GIVEN INSTRUCTION
Pull out every line below containing the word "изложить".
>> Start
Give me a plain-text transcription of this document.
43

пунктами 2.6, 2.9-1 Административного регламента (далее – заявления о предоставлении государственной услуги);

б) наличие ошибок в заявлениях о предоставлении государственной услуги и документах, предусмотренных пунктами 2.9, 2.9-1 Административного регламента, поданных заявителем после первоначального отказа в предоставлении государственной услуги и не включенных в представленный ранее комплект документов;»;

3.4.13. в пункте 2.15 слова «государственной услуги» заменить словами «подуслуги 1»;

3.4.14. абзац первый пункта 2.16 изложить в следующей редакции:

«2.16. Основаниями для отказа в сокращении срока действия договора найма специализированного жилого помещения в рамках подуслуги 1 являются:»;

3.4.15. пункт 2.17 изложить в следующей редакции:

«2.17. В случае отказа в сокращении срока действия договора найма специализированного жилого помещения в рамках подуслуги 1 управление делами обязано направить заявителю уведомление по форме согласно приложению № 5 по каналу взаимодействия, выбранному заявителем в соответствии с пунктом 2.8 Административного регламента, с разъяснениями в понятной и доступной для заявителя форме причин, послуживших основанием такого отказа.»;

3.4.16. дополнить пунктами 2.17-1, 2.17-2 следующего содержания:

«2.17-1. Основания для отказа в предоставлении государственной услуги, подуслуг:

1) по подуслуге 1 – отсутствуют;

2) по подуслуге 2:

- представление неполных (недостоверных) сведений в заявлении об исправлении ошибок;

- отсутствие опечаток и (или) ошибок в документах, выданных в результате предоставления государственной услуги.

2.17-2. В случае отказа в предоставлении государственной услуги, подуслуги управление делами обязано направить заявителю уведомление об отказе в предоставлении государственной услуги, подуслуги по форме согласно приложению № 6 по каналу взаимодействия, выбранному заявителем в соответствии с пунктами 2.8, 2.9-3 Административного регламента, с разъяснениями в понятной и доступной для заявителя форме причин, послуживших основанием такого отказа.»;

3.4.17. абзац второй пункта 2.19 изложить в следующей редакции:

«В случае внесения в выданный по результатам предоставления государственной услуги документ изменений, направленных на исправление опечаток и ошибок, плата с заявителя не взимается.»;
>> End
EXPECTED ANSWER
3.4.14. абзац первый пункта 2.16 изложить в следующей редакции:
3.4.15. пункт 2.17 изложить в следующей редакции:
3.4.17. абзац второй пункта 2.19 изложить в следующей редакции:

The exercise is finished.